* **Data listing**
==========
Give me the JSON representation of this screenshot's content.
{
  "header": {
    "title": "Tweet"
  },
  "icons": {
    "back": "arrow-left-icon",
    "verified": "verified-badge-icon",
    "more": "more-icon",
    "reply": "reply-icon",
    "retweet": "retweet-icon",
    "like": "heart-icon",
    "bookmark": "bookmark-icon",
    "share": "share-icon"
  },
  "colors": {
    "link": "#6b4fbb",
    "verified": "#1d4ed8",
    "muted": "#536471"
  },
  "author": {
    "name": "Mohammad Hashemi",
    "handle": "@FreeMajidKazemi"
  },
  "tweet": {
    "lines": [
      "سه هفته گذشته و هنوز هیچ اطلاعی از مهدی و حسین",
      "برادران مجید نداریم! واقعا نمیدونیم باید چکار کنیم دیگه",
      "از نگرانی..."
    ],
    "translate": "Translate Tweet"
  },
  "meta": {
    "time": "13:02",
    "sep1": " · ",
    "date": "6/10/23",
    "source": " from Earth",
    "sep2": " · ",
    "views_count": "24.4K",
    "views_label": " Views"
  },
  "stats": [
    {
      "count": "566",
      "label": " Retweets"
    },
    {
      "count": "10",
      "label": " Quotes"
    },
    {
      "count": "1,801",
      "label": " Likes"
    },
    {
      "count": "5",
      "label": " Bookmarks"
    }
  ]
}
==========
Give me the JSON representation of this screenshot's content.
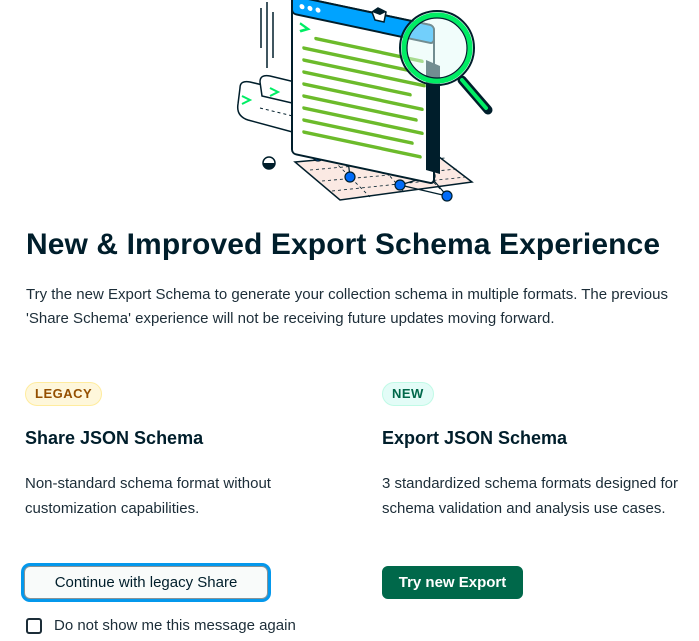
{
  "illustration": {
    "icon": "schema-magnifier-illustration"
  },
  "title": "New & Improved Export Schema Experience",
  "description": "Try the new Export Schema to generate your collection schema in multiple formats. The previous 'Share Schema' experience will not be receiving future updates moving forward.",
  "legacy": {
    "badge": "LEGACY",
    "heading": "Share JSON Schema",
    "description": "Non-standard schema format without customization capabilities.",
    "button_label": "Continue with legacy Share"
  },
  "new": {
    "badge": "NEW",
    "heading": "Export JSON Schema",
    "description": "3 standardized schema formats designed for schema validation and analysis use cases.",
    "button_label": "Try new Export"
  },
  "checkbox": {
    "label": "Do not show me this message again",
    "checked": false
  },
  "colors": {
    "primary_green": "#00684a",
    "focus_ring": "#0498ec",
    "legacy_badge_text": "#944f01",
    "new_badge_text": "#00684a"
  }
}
==========
* **What the task asks**
Extract every line that has the string "formats" in it.

* **Output for this exercise**
  "description": "Try the new Export Schema to generate your collection schema in multiple formats. The previous 'Share Schema' experience will not be receiving future updates moving forward.",
    "description": "3 standardized schema formats designed for schema validation and analysis use cases.",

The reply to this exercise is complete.